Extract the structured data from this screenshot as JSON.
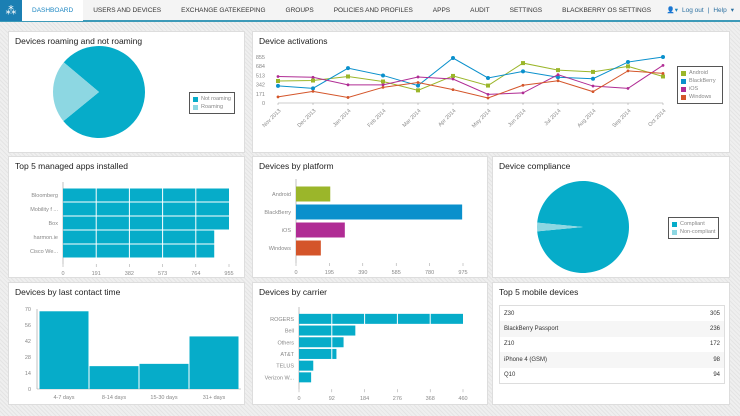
{
  "nav": {
    "tabs": [
      "DASHBOARD",
      "USERS AND DEVICES",
      "EXCHANGE GATEKEEPING",
      "GROUPS",
      "POLICIES AND PROFILES",
      "APPS",
      "AUDIT",
      "SETTINGS",
      "BLACKBERRY OS SETTINGS"
    ],
    "active": "DASHBOARD",
    "logout": "Log out",
    "help": "Help",
    "user_icon": "user-icon"
  },
  "colors": {
    "teal": "#06acc9",
    "light_teal": "#8dd7e2",
    "android": "#9bb62a",
    "blackberry": "#0a90cc",
    "ios": "#b02c94",
    "windows": "#d4552a"
  },
  "roaming": {
    "title": "Devices roaming and not roaming",
    "legend": [
      "Not roaming",
      "Roaming"
    ]
  },
  "activations": {
    "title": "Device activations"
  },
  "apps": {
    "title": "Top 5 managed apps installed"
  },
  "platform": {
    "title": "Devices by platform"
  },
  "compliance": {
    "title": "Device compliance",
    "legend": [
      "Compliant",
      "Non-compliant"
    ]
  },
  "contact": {
    "title": "Devices by last contact time"
  },
  "carrier": {
    "title": "Devices by carrier"
  },
  "mobile": {
    "title": "Top 5 mobile devices",
    "rows": [
      {
        "name": "Z30",
        "count": "305"
      },
      {
        "name": "BlackBerry Passport",
        "count": "236"
      },
      {
        "name": "Z10",
        "count": "172"
      },
      {
        "name": "iPhone 4 (GSM)",
        "count": "98"
      },
      {
        "name": "Q10",
        "count": "94"
      }
    ]
  },
  "chart_data": [
    {
      "type": "pie",
      "title": "Devices roaming and not roaming",
      "labels": [
        "Not roaming",
        "Roaming"
      ],
      "values": [
        78,
        22
      ],
      "legend": "right"
    },
    {
      "type": "line",
      "title": "Device activations",
      "categories": [
        "Nov 2013",
        "Dec 2013",
        "Jan 2014",
        "Feb 2014",
        "Mar 2014",
        "Apr 2014",
        "May 2014",
        "Jun 2014",
        "Jul 2014",
        "Aug 2014",
        "Sep 2014",
        "Oct 2014"
      ],
      "ylim": [
        0,
        855
      ],
      "yticks": [
        0,
        171,
        342,
        513,
        684,
        855
      ],
      "legend": "right",
      "series": [
        {
          "name": "Android",
          "values": [
            409,
            418,
            493,
            399,
            235,
            503,
            324,
            742,
            611,
            578,
            681,
            493
          ]
        },
        {
          "name": "BlackBerry",
          "values": [
            319,
            272,
            648,
            512,
            324,
            836,
            465,
            587,
            479,
            451,
            761,
            855
          ]
        },
        {
          "name": "iOS",
          "values": [
            493,
            479,
            338,
            338,
            484,
            446,
            160,
            188,
            526,
            315,
            272,
            700
          ]
        },
        {
          "name": "Windows",
          "values": [
            113,
            216,
            103,
            291,
            381,
            249,
            94,
            329,
            413,
            211,
            597,
            550
          ]
        }
      ]
    },
    {
      "type": "bar",
      "orientation": "horizontal",
      "title": "Top 5 managed apps installed",
      "categories": [
        "Bloomberg",
        "Mobility f ...",
        "Box",
        "harmon.ie",
        "Cisco We..."
      ],
      "values": [
        955,
        955,
        955,
        870,
        870
      ],
      "xlim": [
        0,
        955
      ],
      "xticks": [
        0,
        191,
        382,
        573,
        764,
        955
      ],
      "grid": true
    },
    {
      "type": "bar",
      "orientation": "horizontal",
      "title": "Devices by platform",
      "categories": [
        "Android",
        "BlackBerry",
        "iOS",
        "Windows"
      ],
      "values": [
        200,
        970,
        285,
        145
      ],
      "xlim": [
        0,
        975
      ],
      "xticks": [
        0,
        195,
        390,
        585,
        780,
        975
      ]
    },
    {
      "type": "pie",
      "title": "Device compliance",
      "labels": [
        "Compliant",
        "Non-compliant"
      ],
      "values": [
        97,
        3
      ],
      "legend": "right"
    },
    {
      "type": "bar",
      "title": "Devices by last contact time",
      "categories": [
        "4-7 days",
        "8-14 days",
        "15-30 days",
        "31+ days"
      ],
      "values": [
        68,
        20,
        22,
        46
      ],
      "ylim": [
        0,
        70
      ],
      "yticks": [
        0,
        14,
        28,
        42,
        56,
        70
      ]
    },
    {
      "type": "bar",
      "orientation": "horizontal",
      "title": "Devices by carrier",
      "categories": [
        "ROGERS",
        "Bell",
        "Others",
        "AT&T",
        "TELUS",
        "Verizon W..."
      ],
      "values": [
        460,
        158,
        125,
        105,
        40,
        34
      ],
      "xlim": [
        0,
        460
      ],
      "xticks": [
        0,
        92,
        184,
        276,
        368,
        460
      ],
      "grid": true
    }
  ]
}
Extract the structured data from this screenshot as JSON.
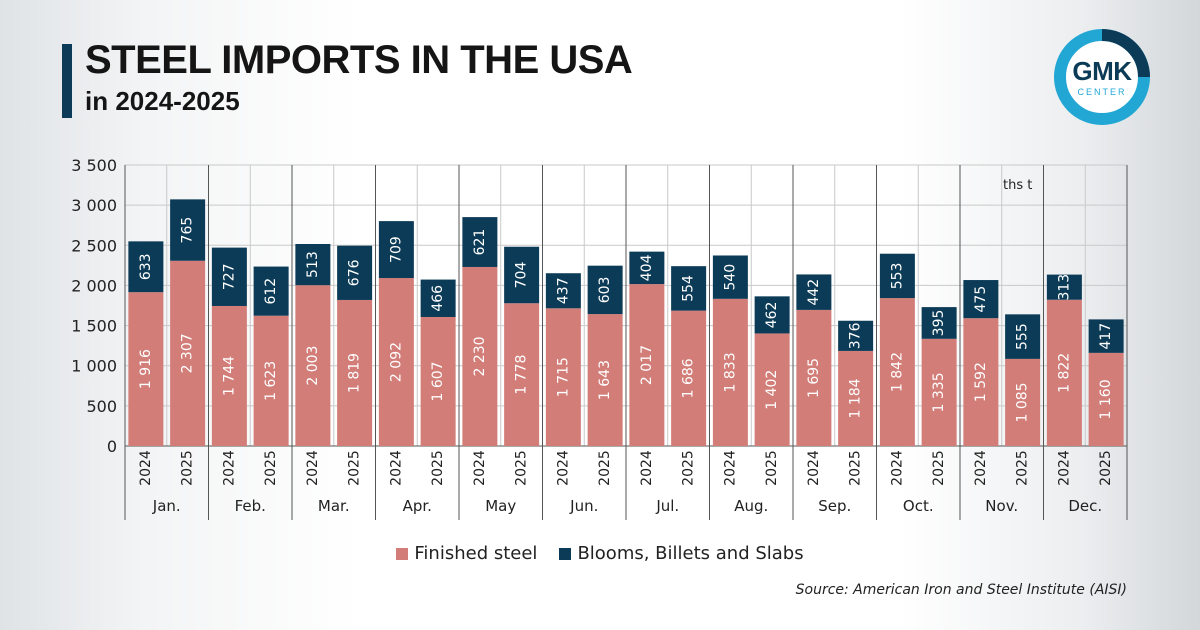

__REQUIRED WORK__:
Transcribe each line above verbatim, with the pictures left out.

__EXERCISE RESPONSE__:
Extract the structured data from this screenshot as JSON.
{
  "nav": {
    "tabs": [
      "DASHBOARD",
      "USERS AND DEVICES",
      "EXCHANGE GATEKEEPING",
      "GROUPS",
      "POLICIES AND PROFILES",
      "APPS",
      "AUDIT",
      "SETTINGS",
      "BLACKBERRY OS SETTINGS"
    ],
    "active": "DASHBOARD",
    "logout": "Log out",
    "help": "Help",
    "user_icon": "user-icon"
  },
  "colors": {
    "teal": "#06acc9",
    "light_teal": "#8dd7e2",
    "android": "#9bb62a",
    "blackberry": "#0a90cc",
    "ios": "#b02c94",
    "windows": "#d4552a"
  },
  "roaming": {
    "title": "Devices roaming and not roaming",
    "legend": [
      "Not roaming",
      "Roaming"
    ]
  },
  "activations": {
    "title": "Device activations"
  },
  "apps": {
    "title": "Top 5 managed apps installed"
  },
  "platform": {
    "title": "Devices by platform"
  },
  "compliance": {
    "title": "Device compliance",
    "legend": [
      "Compliant",
      "Non-compliant"
    ]
  },
  "contact": {
    "title": "Devices by last contact time"
  },
  "carrier": {
    "title": "Devices by carrier"
  },
  "mobile": {
    "title": "Top 5 mobile devices",
    "rows": [
      {
        "name": "Z30",
        "count": "305"
      },
      {
        "name": "BlackBerry Passport",
        "count": "236"
      },
      {
        "name": "Z10",
        "count": "172"
      },
      {
        "name": "iPhone 4 (GSM)",
        "count": "98"
      },
      {
        "name": "Q10",
        "count": "94"
      }
    ]
  },
  "chart_data": [
    {
      "type": "pie",
      "title": "Devices roaming and not roaming",
      "labels": [
        "Not roaming",
        "Roaming"
      ],
      "values": [
        78,
        22
      ],
      "legend": "right"
    },
    {
      "type": "line",
      "title": "Device activations",
      "categories": [
        "Nov 2013",
        "Dec 2013",
        "Jan 2014",
        "Feb 2014",
        "Mar 2014",
        "Apr 2014",
        "May 2014",
        "Jun 2014",
        "Jul 2014",
        "Aug 2014",
        "Sep 2014",
        "Oct 2014"
      ],
      "ylim": [
        0,
        855
      ],
      "yticks": [
        0,
        171,
        342,
        513,
        684,
        855
      ],
      "legend": "right",
      "series": [
        {
          "name": "Android",
          "values": [
            409,
            418,
            493,
            399,
            235,
            503,
            324,
            742,
            611,
            578,
            681,
            493
          ]
        },
        {
          "name": "BlackBerry",
          "values": [
            319,
            272,
            648,
            512,
            324,
            836,
            465,
            587,
            479,
            451,
            761,
            855
          ]
        },
        {
          "name": "iOS",
          "values": [
            493,
            479,
            338,
            338,
            484,
            446,
            160,
            188,
            526,
            315,
            272,
            700
          ]
        },
        {
          "name": "Windows",
          "values": [
            113,
            216,
            103,
            291,
            381,
            249,
            94,
            329,
            413,
            211,
            597,
            550
          ]
        }
      ]
    },
    {
      "type": "bar",
      "orientation": "horizontal",
      "title": "Top 5 managed apps installed",
      "categories": [
        "Bloomberg",
        "Mobility f ...",
        "Box",
        "harmon.ie",
        "Cisco We..."
      ],
      "values": [
        955,
        955,
        955,
        870,
        870
      ],
      "xlim": [
        0,
        955
      ],
      "xticks": [
        0,
        191,
        382,
        573,
        764,
        955
      ],
      "grid": true
    },
    {
      "type": "bar",
      "orientation": "horizontal",
      "title": "Devices by platform",
      "categories": [
        "Android",
        "BlackBerry",
        "iOS",
        "Windows"
      ],
      "values": [
        200,
        970,
        285,
        145
      ],
      "xlim": [
        0,
        975
      ],
      "xticks": [
        0,
        195,
        390,
        585,
        780,
        975
      ]
    },
    {
      "type": "pie",
      "title": "Device compliance",
      "labels": [
        "Compliant",
        "Non-compliant"
      ],
      "values": [
        97,
        3
      ],
      "legend": "right"
    },
    {
      "type": "bar",
      "title": "Devices by last contact time",
      "categories": [
        "4-7 days",
        "8-14 days",
        "15-30 days",
        "31+ days"
      ],
      "values": [
        68,
        20,
        22,
        46
      ],
      "ylim": [
        0,
        70
      ],
      "yticks": [
        0,
        14,
        28,
        42,
        56,
        70
      ]
    },
    {
      "type": "bar",
      "orientation": "horizontal",
      "title": "Devices by carrier",
      "categories": [
        "ROGERS",
        "Bell",
        "Others",
        "AT&T",
        "TELUS",
        "Verizon W..."
      ],
      "values": [
        460,
        158,
        125,
        105,
        40,
        34
      ],
      "xlim": [
        0,
        460
      ],
      "xticks": [
        0,
        92,
        184,
        276,
        368,
        460
      ],
      "grid": true
    }
  ]
}
Extract the structured data from this screenshot as JSON.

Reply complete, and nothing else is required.